**Requirement**
Isolate every line in the records below with "jami" in it.

--*--

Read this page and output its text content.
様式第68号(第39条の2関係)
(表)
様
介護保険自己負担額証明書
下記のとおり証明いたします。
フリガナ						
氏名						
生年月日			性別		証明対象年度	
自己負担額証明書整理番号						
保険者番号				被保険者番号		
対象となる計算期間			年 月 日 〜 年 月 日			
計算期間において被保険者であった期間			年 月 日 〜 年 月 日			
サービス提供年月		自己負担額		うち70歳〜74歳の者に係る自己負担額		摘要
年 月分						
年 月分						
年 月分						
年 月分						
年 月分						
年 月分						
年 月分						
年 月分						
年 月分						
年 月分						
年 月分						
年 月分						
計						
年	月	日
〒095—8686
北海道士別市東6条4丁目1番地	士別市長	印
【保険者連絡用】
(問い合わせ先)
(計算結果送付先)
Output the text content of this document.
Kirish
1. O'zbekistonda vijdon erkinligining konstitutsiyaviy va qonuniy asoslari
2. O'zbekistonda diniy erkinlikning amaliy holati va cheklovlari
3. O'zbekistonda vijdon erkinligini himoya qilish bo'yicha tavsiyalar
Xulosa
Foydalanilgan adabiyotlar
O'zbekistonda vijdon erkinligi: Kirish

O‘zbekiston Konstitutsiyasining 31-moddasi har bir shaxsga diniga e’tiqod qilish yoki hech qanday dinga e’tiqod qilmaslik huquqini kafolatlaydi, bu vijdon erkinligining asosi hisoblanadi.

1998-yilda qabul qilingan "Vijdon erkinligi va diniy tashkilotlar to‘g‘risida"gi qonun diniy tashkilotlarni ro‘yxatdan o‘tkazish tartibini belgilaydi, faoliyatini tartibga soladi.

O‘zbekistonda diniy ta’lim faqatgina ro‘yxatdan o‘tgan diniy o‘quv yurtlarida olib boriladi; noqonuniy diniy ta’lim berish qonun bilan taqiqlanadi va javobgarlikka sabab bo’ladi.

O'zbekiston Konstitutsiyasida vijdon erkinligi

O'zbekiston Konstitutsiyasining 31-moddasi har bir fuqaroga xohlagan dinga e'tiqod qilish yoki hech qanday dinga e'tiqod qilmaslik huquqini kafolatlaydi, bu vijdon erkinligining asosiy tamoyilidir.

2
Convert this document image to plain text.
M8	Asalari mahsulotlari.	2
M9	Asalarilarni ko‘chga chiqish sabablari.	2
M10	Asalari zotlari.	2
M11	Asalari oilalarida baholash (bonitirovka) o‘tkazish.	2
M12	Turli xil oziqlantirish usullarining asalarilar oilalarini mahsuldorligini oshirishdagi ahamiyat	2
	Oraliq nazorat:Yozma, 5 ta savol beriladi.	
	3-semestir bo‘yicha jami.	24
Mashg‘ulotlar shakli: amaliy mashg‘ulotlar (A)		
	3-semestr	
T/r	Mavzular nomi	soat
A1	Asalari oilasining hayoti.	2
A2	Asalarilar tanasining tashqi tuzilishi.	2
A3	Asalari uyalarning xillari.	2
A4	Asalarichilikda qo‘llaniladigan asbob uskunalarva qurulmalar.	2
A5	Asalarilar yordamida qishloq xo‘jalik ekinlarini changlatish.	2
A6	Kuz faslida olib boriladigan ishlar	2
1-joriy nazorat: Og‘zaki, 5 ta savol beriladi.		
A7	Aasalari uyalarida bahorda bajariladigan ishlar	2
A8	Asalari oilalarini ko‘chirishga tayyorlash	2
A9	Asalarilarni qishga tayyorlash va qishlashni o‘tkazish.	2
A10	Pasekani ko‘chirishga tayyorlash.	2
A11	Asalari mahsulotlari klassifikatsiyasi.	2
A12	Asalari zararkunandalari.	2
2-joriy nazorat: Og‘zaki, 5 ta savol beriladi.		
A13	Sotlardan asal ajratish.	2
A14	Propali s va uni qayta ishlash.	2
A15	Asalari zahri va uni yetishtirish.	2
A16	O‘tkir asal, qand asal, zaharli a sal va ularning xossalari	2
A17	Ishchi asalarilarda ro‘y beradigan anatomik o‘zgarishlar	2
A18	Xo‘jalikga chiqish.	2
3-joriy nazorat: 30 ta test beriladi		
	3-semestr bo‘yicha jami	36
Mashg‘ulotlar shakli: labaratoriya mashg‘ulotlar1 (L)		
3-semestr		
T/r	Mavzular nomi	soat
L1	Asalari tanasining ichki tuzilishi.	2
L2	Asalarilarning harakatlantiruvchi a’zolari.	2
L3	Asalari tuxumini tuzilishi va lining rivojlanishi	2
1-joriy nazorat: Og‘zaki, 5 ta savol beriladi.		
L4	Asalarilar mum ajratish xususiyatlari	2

--*--

**Solution to this task**
	3-semestir bo‘yicha jami.	24
	3-semestr bo‘yicha jami	36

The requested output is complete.